● CHALLENGE
Restate the entries below verbatim.

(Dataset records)

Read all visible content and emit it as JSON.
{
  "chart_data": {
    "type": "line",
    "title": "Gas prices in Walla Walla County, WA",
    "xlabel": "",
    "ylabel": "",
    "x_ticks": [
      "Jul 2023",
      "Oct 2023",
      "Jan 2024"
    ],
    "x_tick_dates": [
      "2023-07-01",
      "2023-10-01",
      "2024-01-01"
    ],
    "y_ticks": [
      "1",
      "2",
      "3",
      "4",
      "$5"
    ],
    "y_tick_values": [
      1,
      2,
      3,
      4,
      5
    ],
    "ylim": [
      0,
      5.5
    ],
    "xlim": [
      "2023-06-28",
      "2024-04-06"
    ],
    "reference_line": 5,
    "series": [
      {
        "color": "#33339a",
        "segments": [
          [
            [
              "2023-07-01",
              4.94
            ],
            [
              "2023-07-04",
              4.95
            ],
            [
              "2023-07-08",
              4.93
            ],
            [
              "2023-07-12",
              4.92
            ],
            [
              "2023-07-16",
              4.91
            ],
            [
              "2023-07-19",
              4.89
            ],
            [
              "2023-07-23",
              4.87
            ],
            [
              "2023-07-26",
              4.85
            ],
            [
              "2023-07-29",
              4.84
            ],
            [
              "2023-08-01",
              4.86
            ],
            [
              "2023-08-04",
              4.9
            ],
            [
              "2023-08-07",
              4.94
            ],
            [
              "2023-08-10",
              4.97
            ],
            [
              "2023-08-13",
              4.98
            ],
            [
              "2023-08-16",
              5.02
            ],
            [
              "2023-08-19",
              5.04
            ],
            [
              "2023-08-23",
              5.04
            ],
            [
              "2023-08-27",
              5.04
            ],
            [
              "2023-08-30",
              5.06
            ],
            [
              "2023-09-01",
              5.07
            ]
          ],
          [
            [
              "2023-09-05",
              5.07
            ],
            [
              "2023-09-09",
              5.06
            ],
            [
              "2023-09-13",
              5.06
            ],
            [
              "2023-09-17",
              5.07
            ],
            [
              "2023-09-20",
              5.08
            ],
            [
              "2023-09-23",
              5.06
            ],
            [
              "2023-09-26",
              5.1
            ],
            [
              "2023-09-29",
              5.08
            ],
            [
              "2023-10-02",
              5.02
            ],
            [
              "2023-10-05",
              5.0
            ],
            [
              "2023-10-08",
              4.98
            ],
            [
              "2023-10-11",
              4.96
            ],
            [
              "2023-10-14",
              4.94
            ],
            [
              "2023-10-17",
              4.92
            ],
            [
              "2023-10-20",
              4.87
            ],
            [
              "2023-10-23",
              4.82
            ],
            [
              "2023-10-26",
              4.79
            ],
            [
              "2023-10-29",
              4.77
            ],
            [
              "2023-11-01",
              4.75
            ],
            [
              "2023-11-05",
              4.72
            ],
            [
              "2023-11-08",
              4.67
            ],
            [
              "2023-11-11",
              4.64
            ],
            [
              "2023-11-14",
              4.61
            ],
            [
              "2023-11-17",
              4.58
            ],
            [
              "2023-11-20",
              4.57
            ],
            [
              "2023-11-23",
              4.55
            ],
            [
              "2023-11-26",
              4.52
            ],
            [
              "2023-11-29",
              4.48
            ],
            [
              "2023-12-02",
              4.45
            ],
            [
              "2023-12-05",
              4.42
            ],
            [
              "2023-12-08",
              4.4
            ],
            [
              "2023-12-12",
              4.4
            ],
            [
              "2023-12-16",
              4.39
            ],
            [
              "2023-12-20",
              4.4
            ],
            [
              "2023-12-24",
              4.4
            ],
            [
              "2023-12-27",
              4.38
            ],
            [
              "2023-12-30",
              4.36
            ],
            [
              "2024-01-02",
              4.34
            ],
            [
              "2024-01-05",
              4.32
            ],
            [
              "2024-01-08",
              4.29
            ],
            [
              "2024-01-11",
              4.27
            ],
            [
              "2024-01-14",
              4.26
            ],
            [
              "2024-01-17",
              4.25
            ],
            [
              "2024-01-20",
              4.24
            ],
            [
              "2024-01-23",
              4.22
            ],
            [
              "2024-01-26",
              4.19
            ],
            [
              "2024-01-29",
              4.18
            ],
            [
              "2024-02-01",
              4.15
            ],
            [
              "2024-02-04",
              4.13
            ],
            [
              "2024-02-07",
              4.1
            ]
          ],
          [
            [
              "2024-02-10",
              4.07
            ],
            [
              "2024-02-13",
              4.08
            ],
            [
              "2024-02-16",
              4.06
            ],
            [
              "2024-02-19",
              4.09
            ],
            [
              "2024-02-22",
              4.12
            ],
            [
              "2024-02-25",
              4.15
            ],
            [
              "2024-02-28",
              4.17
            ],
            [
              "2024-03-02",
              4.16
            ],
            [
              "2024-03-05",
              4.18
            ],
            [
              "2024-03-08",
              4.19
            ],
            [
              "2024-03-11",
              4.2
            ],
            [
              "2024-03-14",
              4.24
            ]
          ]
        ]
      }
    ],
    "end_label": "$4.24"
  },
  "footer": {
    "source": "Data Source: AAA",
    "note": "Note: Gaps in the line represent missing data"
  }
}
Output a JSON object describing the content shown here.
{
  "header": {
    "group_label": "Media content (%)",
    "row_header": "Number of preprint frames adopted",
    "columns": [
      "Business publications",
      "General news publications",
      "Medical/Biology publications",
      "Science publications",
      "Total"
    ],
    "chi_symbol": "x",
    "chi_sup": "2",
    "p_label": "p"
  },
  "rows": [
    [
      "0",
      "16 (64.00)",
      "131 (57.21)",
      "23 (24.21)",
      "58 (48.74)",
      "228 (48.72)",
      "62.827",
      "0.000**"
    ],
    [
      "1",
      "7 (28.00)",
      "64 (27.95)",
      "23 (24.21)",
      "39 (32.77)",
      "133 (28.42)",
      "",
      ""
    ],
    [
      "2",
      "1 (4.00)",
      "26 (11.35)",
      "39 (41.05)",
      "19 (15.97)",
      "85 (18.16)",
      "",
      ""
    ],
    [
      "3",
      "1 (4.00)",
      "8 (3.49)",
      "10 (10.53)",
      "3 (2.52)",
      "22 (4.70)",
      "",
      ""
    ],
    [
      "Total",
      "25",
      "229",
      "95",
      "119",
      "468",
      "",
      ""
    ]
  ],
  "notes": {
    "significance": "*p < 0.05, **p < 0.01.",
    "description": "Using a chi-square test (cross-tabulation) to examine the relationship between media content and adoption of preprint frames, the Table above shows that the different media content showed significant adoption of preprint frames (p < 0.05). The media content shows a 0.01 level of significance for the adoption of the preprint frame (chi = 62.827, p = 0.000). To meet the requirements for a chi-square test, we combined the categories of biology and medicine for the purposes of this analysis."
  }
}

● RESULT FOR THIS TASK
Read all visible content and emit it as JSON.
{
  "chart_data": {
    "type": "line",
    "title": "Gas prices in Walla Walla County, WA",
    "xlabel": "",
    "ylabel": "",
    "x_ticks": [
      "Jul 2023",
      "Oct 2023",
      "Jan 2024"
    ],
    "x_tick_dates": [
      "2023-07-01",
      "2023-10-01",
      "2024-01-01"
    ],
    "y_ticks": [
      "1",
      "2",
      "3",
      "4",
      "$5"
    ],
    "y_tick_values": [
      1,
      2,
      3,
      4,
      5
    ],
    "ylim": [
      0,
      5.5
    ],
    "xlim": [
      "2023-06-28",
      "2024-04-06"
    ],
    "reference_line": 5,
    "series": [
      {
        "color": "#33339a",
        "segments": [
          [
            [
              "2023-07-01",
              4.94
            ],
            [
              "2023-07-04",
              4.95
            ],
            [
              "2023-07-08",
              4.93
            ],
            [
              "2023-07-12",
              4.92
            ],
            [
              "2023-07-16",
              4.91
            ],
            [
              "2023-07-19",
              4.89
            ],
            [
              "2023-07-23",
              4.87
            ],
            [
              "2023-07-26",
              4.85
            ],
            [
              "2023-07-29",
              4.84
            ],
            [
              "2023-08-01",
              4.86
            ],
            [
              "2023-08-04",
              4.9
            ],
            [
              "2023-08-07",
              4.94
            ],
            [
              "2023-08-10",
              4.97
            ],
            [
              "2023-08-13",
              4.98
            ],
            [
              "2023-08-16",
              5.02
            ],
            [
              "2023-08-19",
              5.04
            ],
            [
              "2023-08-23",
              5.04
            ],
            [
              "2023-08-27",
              5.04
            ],
            [
              "2023-08-30",
              5.06
            ],
            [
              "2023-09-01",
              5.07
            ]
          ],
          [
            [
              "2023-09-05",
              5.07
            ],
            [
              "2023-09-09",
              5.06
            ],
            [
              "2023-09-13",
              5.06
            ],
            [
              "2023-09-17",
              5.07
            ],
            [
              "2023-09-20",
              5.08
            ],
            [
              "2023-09-23",
              5.06
            ],
            [
              "2023-09-26",
              5.1
            ],
            [
              "2023-09-29",
              5.08
            ],
            [
              "2023-10-02",
              5.02
            ],
            [
              "2023-10-05",
              5.0
            ],
            [
              "2023-10-08",
              4.98
            ],
            [
              "2023-10-11",
              4.96
            ],
            [
              "2023-10-14",
              4.94
            ],
            [
              "2023-10-17",
              4.92
            ],
            [
              "2023-10-20",
              4.87
            ],
            [
              "2023-10-23",
              4.82
            ],
            [
              "2023-10-26",
              4.79
            ],
            [
              "2023-10-29",
              4.77
            ],
            [
              "2023-11-01",
              4.75
            ],
            [
              "2023-11-05",
              4.72
            ],
            [
              "2023-11-08",
              4.67
            ],
            [
              "2023-11-11",
              4.64
            ],
            [
              "2023-11-14",
              4.61
            ],
            [
              "2023-11-17",
              4.58
            ],
            [
              "2023-11-20",
              4.57
            ],
            [
              "2023-11-23",
              4.55
            ],
            [
              "2023-11-26",
              4.52
            ],
            [
              "2023-11-29",
              4.48
            ],
            [
              "2023-12-02",
              4.45
            ],
            [
              "2023-12-05",
              4.42
            ],
            [
              "2023-12-08",
              4.4
            ],
            [
              "2023-12-12",
              4.4
            ],
            [
              "2023-12-16",
              4.39
            ],
            [
              "2023-12-20",
              4.4
            ],
            [
              "2023-12-24",
              4.4
            ],
            [
              "2023-12-27",
              4.38
            ],
            [
              "2023-12-30",
              4.36
            ],
            [
              "2024-01-02",
              4.34
            ],
            [
              "2024-01-05",
              4.32
            ],
            [
              "2024-01-08",
              4.29
            ],
            [
              "2024-01-11",
              4.27
            ],
            [
              "2024-01-14",
              4.26
            ],
            [
              "2024-01-17",
              4.25
            ],
            [
              "2024-01-20",
              4.24
            ],
            [
              "2024-01-23",
              4.22
            ],
            [
              "2024-01-26",
              4.19
            ],
            [
              "2024-01-29",
              4.18
            ],
            [
              "2024-02-01",
              4.15
            ],
            [
              "2024-02-04",
              4.13
            ],
            [
              "2024-02-07",
              4.1
            ]
          ],
          [
            [
              "2024-02-10",
              4.07
            ],
            [
              "2024-02-13",
              4.08
            ],
            [
              "2024-02-16",
              4.06
            ],
            [
              "2024-02-19",
              4.09
            ],
            [
              "2024-02-22",
              4.12
            ],
            [
              "2024-02-25",
              4.15
            ],
            [
              "2024-02-28",
              4.17
            ],
            [
              "2024-03-02",
              4.16
            ],
            [
              "2024-03-05",
              4.18
            ],
            [
              "2024-03-08",
              4.19
            ],
            [
              "2024-03-11",
              4.2
            ],
            [
              "2024-03-14",
              4.24
            ]
          ]
        ]
      }
    ],
    "end_label": "$4.24"
  },
  "footer": {
    "source": "Data Source: AAA",
    "note": "Note: Gaps in the line represent missing data"
  }
}
Output a JSON object describing the content shown here.
{
  "header": {
    "group_label": "Media content (%)",
    "row_header": "Number of preprint frames adopted",
    "columns": [
      "Business publications",
      "General news publications",
      "Medical/Biology publications",
      "Science publications",
      "Total"
    ],
    "chi_symbol": "x",
    "chi_sup": "2",
    "p_label": "p"
  },
  "rows": [
    [
      "0",
      "16 (64.00)",
      "131 (57.21)",
      "23 (24.21)",
      "58 (48.74)",
      "228 (48.72)",
      "62.827",
      "0.000**"
    ],
    [
      "1",
      "7 (28.00)",
      "64 (27.95)",
      "23 (24.21)",
      "39 (32.77)",
      "133 (28.42)",
      "",
      ""
    ],
    [
      "2",
      "1 (4.00)",
      "26 (11.35)",
      "39 (41.05)",
      "19 (15.97)",
      "85 (18.16)",
      "",
      ""
    ],
    [
      "3",
      "1 (4.00)",
      "8 (3.49)",
      "10 (10.53)",
      "3 (2.52)",
      "22 (4.70)",
      "",
      ""
    ],
    [
      "Total",
      "25",
      "229",
      "95",
      "119",
      "468",
      "",
      ""
    ]
  ],
  "notes": {
    "significance": "*p < 0.05, **p < 0.01.",
    "description": "Using a chi-square test (cross-tabulation) to examine the relationship between media content and adoption of preprint frames, the Table above shows that the different media content showed significant adoption of preprint frames (p < 0.05). The media content shows a 0.01 level of significance for the adoption of the preprint frame (chi = 62.827, p = 0.000). To meet the requirements for a chi-square test, we combined the categories of biology and medicine for the purposes of this analysis."
  }
}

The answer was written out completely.